== Stated problem ==
In the records below, tally every line containing "ROAD". Report only the total.
-- START Records supplied --
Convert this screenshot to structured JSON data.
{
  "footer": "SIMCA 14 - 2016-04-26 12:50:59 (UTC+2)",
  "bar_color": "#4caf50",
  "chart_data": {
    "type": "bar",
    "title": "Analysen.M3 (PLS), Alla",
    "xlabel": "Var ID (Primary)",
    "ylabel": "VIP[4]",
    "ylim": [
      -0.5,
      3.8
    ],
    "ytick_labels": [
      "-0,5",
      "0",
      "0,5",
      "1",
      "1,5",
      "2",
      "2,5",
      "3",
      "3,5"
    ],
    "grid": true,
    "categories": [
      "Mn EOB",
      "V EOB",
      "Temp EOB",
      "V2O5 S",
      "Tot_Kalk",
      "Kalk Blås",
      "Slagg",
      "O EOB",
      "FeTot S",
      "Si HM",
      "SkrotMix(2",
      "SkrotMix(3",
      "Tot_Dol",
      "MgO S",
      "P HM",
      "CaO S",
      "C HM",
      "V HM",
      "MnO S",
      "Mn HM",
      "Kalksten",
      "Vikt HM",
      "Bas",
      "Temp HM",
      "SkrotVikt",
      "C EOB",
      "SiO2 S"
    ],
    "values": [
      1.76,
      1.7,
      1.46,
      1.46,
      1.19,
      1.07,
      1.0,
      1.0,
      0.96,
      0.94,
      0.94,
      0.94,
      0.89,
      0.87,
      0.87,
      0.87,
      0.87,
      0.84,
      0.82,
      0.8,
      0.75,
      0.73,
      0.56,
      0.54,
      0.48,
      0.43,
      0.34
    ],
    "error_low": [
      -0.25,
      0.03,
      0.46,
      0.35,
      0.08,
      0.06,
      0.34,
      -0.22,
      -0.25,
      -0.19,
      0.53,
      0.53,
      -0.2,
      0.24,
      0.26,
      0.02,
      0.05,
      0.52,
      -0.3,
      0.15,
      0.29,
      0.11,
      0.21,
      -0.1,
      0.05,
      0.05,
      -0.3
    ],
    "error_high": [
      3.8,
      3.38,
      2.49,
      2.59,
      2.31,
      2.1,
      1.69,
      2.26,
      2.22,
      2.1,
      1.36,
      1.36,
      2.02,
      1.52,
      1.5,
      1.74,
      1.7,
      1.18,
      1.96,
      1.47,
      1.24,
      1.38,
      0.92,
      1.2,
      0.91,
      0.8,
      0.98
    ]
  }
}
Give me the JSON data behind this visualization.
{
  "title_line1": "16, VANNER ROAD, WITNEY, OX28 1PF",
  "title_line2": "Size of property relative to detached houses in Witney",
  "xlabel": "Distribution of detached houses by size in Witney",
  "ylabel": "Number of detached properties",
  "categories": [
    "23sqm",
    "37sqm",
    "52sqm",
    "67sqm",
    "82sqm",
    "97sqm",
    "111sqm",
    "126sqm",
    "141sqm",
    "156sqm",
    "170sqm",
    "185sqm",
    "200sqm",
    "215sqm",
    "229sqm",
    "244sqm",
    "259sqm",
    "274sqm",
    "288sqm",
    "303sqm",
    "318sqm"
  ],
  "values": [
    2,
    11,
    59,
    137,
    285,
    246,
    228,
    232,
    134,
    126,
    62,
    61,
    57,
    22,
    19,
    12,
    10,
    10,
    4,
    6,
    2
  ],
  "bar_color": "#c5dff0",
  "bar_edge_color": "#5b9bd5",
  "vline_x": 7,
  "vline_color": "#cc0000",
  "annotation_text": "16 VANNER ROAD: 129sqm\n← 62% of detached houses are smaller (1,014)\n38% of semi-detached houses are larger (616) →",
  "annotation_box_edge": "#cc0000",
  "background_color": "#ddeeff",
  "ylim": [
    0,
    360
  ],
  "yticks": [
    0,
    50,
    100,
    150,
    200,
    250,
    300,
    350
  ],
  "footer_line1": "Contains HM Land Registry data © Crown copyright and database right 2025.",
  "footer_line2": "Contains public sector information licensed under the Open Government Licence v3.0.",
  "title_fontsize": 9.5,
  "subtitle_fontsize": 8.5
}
-- END Records supplied --
== Exercise output ==
2